* [Exercise details]:
Print the data that follows exactly.

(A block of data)
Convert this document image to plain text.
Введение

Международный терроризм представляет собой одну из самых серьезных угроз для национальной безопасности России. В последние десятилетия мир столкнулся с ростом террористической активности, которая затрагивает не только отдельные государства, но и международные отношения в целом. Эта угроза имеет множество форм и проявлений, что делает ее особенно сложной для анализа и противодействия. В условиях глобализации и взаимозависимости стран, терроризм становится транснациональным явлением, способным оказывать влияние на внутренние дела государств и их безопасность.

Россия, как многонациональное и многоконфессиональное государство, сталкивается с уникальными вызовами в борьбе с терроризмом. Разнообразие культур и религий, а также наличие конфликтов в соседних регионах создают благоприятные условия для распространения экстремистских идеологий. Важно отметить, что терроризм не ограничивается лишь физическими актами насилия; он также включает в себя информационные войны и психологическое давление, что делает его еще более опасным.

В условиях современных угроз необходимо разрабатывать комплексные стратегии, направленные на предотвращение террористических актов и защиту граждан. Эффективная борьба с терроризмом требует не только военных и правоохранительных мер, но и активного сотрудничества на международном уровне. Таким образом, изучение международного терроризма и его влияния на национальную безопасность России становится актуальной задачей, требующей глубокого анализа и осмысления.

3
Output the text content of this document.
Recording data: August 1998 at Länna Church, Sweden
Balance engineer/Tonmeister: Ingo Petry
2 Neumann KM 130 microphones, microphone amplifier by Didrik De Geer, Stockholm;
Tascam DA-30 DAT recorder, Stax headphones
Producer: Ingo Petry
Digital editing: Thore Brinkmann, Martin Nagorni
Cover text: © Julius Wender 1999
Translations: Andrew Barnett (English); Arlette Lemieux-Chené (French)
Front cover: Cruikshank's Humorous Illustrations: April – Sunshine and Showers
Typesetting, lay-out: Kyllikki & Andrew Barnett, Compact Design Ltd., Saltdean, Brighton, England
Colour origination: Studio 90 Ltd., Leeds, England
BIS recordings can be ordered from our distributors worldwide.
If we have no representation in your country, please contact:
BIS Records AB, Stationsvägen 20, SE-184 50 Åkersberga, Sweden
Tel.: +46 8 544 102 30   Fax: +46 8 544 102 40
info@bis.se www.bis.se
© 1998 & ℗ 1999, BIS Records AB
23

* [Solution]:
Convert this document image to plain text.
Введение

Международный терроризм представляет собой одну из самых серьезных угроз для национальной безопасности России. В последние десятилетия мир столкнулся с ростом террористической активности, которая затрагивает не только отдельные государства, но и международные отношения в целом. Эта угроза имеет множество форм и проявлений, что делает ее особенно сложной для анализа и противодействия. В условиях глобализации и взаимозависимости стран, терроризм становится транснациональным явлением, способным оказывать влияние на внутренние дела государств и их безопасность.

Россия, как многонациональное и многоконфессиональное государство, сталкивается с уникальными вызовами в борьбе с терроризмом. Разнообразие культур и религий, а также наличие конфликтов в соседних регионах создают благоприятные условия для распространения экстремистских идеологий. Важно отметить, что терроризм не ограничивается лишь физическими актами насилия; он также включает в себя информационные войны и психологическое давление, что делает его еще более опасным.

В условиях современных угроз необходимо разрабатывать комплексные стратегии, направленные на предотвращение террористических актов и защиту граждан. Эффективная борьба с терроризмом требует не только военных и правоохранительных мер, но и активного сотрудничества на международном уровне. Таким образом, изучение международного терроризма и его влияния на национальную безопасность России становится актуальной задачей, требующей глубокого анализа и осмысления.

3
Output the text content of this document.
Recording data: August 1998 at Länna Church, Sweden
Balance engineer/Tonmeister: Ingo Petry
2 Neumann KM 130 microphones, microphone amplifier by Didrik De Geer, Stockholm;
Tascam DA-30 DAT recorder, Stax headphones
Producer: Ingo Petry
Digital editing: Thore Brinkmann, Martin Nagorni
Cover text: © Julius Wender 1999
Translations: Andrew Barnett (English); Arlette Lemieux-Chené (French)
Front cover: Cruikshank's Humorous Illustrations: April – Sunshine and Showers
Typesetting, lay-out: Kyllikki & Andrew Barnett, Compact Design Ltd., Saltdean, Brighton, England
Colour origination: Studio 90 Ltd., Leeds, England
BIS recordings can be ordered from our distributors worldwide.
If we have no representation in your country, please contact:
BIS Records AB, Stationsvägen 20, SE-184 50 Åkersberga, Sweden
Tel.: +46 8 544 102 30   Fax: +46 8 544 102 40
info@bis.se www.bis.se
© 1998 & ℗ 1999, BIS Records AB
23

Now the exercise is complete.